_Tasks to complete_
a: Copy the stretch of the Yemeni cuisine excerpt from "- Maṭīṭ—a thin, farinaceous" through "a bitter taste.".
b: Carry on the Yemeni cuisine text, starting after its last sentence.

_Page excerpt_

———

Similarly, harīs is a thick grain dish (groats), made with broken wheat, rice, lentils or beans, pre-cooked in water with an added fatty portion of meat or bone marrow, along with vegetables—spring onions (scallions), garlic, tomatoes, and more.
- Maṭīṭ—a thin, farinaceous dish (porridge), made with ground wheat or barley (maṭīṭ šiʻīr), drunk with samneh, and occasionally with grated onions or sweet marjoram, which gives it a bitter taste.
- Našūf—a thin, grain-based dish (porridge), made with broken wheat, cooked with either samneh, sugar or honey, and sipped from a bowl, usually for breakfast. Villagers cook našūf with sour milk, adding sahawiq (a hot cayenne-pepper sauce) for added flavoring, a dish known locally as našūf ʻalā zūm.

==Spices==
A spice mixture known as hawaij is employed in many Yemeni dishes. Hawaij includes aniseed, fennel seeds, ginger, and cardamom.

Yemeni cuisine is often prepared hot and spicy with the use of chili peppers, cumin, coriander seeds, turmeric, and other spices. Herbs such as fenugreek, mint, and cilantro are also used. Fenugreek is used as one of the main ingredients in the preparation of a paste or sauce called holba (also spelled hulba). A popular spice used in breads (including kubane and sabayah) is black cumin, which is also known by its Arabic name habasoda (habbat as sowda).

———

_Data to examine_
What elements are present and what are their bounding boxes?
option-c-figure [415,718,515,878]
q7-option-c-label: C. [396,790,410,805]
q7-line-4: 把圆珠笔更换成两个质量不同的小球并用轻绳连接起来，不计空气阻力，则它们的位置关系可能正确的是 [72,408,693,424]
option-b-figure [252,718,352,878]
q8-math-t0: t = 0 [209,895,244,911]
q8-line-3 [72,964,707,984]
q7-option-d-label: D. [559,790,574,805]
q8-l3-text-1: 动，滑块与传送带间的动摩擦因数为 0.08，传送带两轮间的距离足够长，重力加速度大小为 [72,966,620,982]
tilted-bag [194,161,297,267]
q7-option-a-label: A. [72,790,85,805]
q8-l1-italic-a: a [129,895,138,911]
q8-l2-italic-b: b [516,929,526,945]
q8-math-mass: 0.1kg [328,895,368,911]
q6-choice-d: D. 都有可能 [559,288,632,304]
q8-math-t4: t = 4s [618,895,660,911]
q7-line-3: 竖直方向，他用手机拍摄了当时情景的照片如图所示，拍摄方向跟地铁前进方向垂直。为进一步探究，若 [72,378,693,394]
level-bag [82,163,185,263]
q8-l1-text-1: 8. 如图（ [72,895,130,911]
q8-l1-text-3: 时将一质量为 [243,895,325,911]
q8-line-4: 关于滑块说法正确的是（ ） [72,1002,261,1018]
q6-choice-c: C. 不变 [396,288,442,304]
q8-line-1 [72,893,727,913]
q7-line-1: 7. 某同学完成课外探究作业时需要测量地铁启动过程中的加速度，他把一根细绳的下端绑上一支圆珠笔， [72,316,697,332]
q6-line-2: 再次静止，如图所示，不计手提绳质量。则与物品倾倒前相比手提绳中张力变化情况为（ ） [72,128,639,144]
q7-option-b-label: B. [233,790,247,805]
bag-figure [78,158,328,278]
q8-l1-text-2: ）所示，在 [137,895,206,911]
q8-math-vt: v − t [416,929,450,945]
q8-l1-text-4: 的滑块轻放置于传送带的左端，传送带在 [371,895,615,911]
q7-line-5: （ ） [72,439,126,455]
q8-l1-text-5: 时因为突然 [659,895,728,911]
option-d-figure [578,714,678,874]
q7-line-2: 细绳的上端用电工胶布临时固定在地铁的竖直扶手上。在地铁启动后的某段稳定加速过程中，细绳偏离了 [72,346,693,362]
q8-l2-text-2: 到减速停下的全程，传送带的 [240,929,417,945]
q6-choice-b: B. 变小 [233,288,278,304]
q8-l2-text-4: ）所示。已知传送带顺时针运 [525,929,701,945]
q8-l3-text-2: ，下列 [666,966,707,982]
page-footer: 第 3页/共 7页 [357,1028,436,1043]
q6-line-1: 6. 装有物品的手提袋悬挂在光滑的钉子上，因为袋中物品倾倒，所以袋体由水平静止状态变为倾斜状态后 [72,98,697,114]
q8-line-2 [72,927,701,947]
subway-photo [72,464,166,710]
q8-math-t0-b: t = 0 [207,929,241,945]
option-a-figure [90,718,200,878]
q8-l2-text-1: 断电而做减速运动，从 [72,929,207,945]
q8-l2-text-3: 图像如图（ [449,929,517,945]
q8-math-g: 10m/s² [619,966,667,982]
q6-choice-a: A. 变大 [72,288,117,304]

———

_Answers provided_
a:
- Maṭīṭ—a thin, farinaceous dish (porridge), made with ground wheat or barley (maṭīṭ šiʻīr), drunk with samneh, and occasionally with grated onions or sweet marjoram, which gives it a bitter taste.

b:
==Desserts and sweets==
Bint al-sahn (sabayah) is a sweet honey cake or bread from Yemeni cuisine. It is prepared from a dough with white flour, eggs, and yeast, which is then served dipped in a honey and butter mixture. The tulumba of the city of Taiz are popular as a Ramadan sweet.

Other common desserts include fresh fruit (mangoes, bananas, grapes, etc.), baklawa, basbousa, kunafah, zalābiya, halwa, rawani, and masoob. Masoob is a banana-based dessert made from over-ripe bananas, ground flatbread, cream, cheese, dates, and honey.

===Honey===
In Yemen, honey is produced within the country, and is considered a delicacy. Locally produced honey is in high demand, and it is also considered as a status symbol in the country.

==Beverages==

Shahi haleeb (milk tea), black tea (with cardamom, clove, or mint), qishr (coffee husks), qahwa (Arabic coffee), karkade (an infusion of dried hibiscus flowers), naqe'e al zabib (cold raisin drink), and diba'a (squash nectar) are examples of popular Yemeni drinks. Mango and guava juices are also popular.

Although coffee and tea are consumed throughout Yemen, coffee is the preferred drink in Sanaa, whereas black tea is the beverage of choice in Aden and Hadhramaut. Tea is consumed along with breakfast, after lunch (occasionally with sweets and pastries), and along with dinner. Popular flavorings include cloves with cardamom and mint. A drink made from coffee husks, called qishr, is also enjoyed.

Alcoholic beverages are considered improper due to cultural and religious reasons.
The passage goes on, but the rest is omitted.